Task statement ▸ An exact copy of every record is needed.
(Beginning of Supplied records)
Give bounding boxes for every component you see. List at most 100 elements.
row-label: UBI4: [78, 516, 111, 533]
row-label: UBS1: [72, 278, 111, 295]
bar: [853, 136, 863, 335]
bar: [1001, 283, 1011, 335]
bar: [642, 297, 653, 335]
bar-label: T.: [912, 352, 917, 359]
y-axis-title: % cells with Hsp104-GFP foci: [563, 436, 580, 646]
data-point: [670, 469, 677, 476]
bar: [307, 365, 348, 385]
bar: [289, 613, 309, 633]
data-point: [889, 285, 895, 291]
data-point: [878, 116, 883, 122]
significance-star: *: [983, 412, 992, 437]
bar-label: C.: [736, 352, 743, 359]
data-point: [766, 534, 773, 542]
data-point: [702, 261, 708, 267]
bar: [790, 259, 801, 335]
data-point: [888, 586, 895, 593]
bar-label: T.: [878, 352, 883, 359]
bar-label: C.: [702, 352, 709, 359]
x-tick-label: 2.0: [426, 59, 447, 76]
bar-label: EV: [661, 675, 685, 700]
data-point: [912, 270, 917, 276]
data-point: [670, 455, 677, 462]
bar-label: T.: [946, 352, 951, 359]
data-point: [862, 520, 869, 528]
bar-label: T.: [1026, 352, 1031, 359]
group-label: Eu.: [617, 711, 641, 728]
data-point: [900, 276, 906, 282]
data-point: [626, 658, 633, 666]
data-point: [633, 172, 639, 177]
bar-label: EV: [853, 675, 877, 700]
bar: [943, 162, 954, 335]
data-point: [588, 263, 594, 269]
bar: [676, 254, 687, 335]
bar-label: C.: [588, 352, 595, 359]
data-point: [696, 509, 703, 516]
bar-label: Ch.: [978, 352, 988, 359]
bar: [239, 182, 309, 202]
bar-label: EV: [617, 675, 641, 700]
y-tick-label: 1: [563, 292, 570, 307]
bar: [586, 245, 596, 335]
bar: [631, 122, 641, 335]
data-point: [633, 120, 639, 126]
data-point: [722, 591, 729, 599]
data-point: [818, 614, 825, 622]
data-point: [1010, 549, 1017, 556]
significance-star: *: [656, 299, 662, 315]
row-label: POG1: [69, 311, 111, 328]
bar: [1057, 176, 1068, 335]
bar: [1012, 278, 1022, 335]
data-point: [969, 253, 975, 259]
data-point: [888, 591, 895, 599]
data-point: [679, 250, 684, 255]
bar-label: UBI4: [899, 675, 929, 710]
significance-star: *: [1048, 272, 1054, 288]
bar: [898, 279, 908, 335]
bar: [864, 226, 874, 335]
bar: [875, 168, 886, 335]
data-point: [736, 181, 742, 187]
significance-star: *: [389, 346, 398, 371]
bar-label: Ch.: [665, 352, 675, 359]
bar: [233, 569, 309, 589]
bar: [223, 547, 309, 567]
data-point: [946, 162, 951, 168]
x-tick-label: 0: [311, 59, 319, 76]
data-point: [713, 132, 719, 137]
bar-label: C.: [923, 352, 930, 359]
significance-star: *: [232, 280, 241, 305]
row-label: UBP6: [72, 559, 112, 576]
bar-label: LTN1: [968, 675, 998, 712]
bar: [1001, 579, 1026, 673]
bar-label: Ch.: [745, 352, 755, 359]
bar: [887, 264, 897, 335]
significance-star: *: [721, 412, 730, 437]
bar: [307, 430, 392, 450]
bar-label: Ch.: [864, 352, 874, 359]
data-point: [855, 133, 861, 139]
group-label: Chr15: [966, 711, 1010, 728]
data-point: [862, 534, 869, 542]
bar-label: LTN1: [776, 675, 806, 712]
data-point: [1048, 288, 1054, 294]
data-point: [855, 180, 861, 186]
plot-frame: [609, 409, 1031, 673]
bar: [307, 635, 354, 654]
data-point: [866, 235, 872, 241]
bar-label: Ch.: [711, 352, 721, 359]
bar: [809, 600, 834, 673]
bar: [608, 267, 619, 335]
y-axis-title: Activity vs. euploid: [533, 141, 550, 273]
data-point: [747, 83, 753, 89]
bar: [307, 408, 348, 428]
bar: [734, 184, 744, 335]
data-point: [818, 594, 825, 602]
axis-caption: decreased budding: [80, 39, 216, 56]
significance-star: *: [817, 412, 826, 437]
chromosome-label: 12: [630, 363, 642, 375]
(End of Supplied records)
Answer box ▸
Give bounding boxes for every component you see. List at most 100 elements.
row-label: UBI4: [78, 516, 111, 533]
row-label: UBS1: [72, 278, 111, 295]
bar: [853, 136, 863, 335]
bar: [1001, 283, 1011, 335]
bar: [642, 297, 653, 335]
bar-label: T.: [912, 352, 917, 359]
y-axis-title: % cells with Hsp104-GFP foci: [563, 436, 580, 646]
data-point: [670, 469, 677, 476]
bar: [307, 365, 348, 385]
bar: [289, 613, 309, 633]
data-point: [889, 285, 895, 291]
data-point: [878, 116, 883, 122]
significance-star: *: [983, 412, 992, 437]
bar-label: C.: [736, 352, 743, 359]
data-point: [766, 534, 773, 542]
data-point: [702, 261, 708, 267]
bar: [790, 259, 801, 335]
data-point: [888, 586, 895, 593]
bar-label: T.: [878, 352, 883, 359]
bar-label: C.: [702, 352, 709, 359]
x-tick-label: 2.0: [426, 59, 447, 76]
bar-label: EV: [661, 675, 685, 700]
data-point: [912, 270, 917, 276]
data-point: [670, 455, 677, 462]
bar-label: T.: [946, 352, 951, 359]
data-point: [862, 520, 869, 528]
bar-label: T.: [1026, 352, 1031, 359]
group-label: Eu.: [617, 711, 641, 728]
data-point: [900, 276, 906, 282]
data-point: [626, 658, 633, 666]
data-point: [633, 172, 639, 177]
bar-label: EV: [853, 675, 877, 700]
bar: [943, 162, 954, 335]
data-point: [588, 263, 594, 269]
bar: [676, 254, 687, 335]
bar-label: C.: [588, 352, 595, 359]
data-point: [696, 509, 703, 516]
bar-label: Ch.: [978, 352, 988, 359]
bar: [239, 182, 309, 202]
bar-label: EV: [617, 675, 641, 700]
y-tick-label: 1: [563, 292, 570, 307]
bar: [586, 245, 596, 335]
bar: [631, 122, 641, 335]
data-point: [633, 120, 639, 126]
data-point: [722, 591, 729, 599]
data-point: [818, 614, 825, 622]
data-point: [1010, 549, 1017, 556]
significance-star: *: [656, 299, 662, 315]
row-label: POG1: [69, 311, 111, 328]
bar: [1057, 176, 1068, 335]
bar: [1012, 278, 1022, 335]
data-point: [969, 253, 975, 259]
data-point: [888, 591, 895, 599]
data-point: [679, 250, 684, 255]
bar-label: UBI4: [899, 675, 929, 710]
significance-star: *: [1048, 272, 1054, 288]
bar: [898, 279, 908, 335]
bar: [864, 226, 874, 335]
bar: [875, 168, 886, 335]
data-point: [736, 181, 742, 187]
significance-star: *: [389, 346, 398, 371]
bar-label: Ch.: [665, 352, 675, 359]
bar: [233, 569, 309, 589]
bar: [223, 547, 309, 567]
data-point: [946, 162, 951, 168]
x-tick-label: 0: [311, 59, 319, 76]
data-point: [713, 132, 719, 137]
bar-label: C.: [923, 352, 930, 359]
significance-star: *: [232, 280, 241, 305]
row-label: UBP6: [72, 559, 112, 576]
bar-label: LTN1: [968, 675, 998, 712]
bar: [1001, 579, 1026, 673]
bar-label: Ch.: [745, 352, 755, 359]
bar: [887, 264, 897, 335]
significance-star: *: [721, 412, 730, 437]
bar: [307, 430, 392, 450]
bar-label: Ch.: [864, 352, 874, 359]
data-point: [855, 133, 861, 139]
group-label: Chr15: [966, 711, 1010, 728]
data-point: [862, 534, 869, 542]
bar-label: LTN1: [776, 675, 806, 712]
data-point: [1048, 288, 1054, 294]
data-point: [855, 180, 861, 186]
plot-frame: [609, 409, 1031, 673]
bar: [307, 635, 354, 654]
data-point: [866, 235, 872, 241]
bar-label: Ch.: [711, 352, 721, 359]
bar: [809, 600, 834, 673]
bar: [608, 267, 619, 335]
y-axis-title: Activity vs. euploid: [533, 141, 550, 273]
data-point: [747, 83, 753, 89]
bar: [307, 408, 348, 428]
bar: [734, 184, 744, 335]
data-point: [818, 594, 825, 602]
axis-caption: decreased budding: [80, 39, 216, 56]
significance-star: *: [817, 412, 826, 437]
chromosome-label: 12: [630, 363, 642, 375]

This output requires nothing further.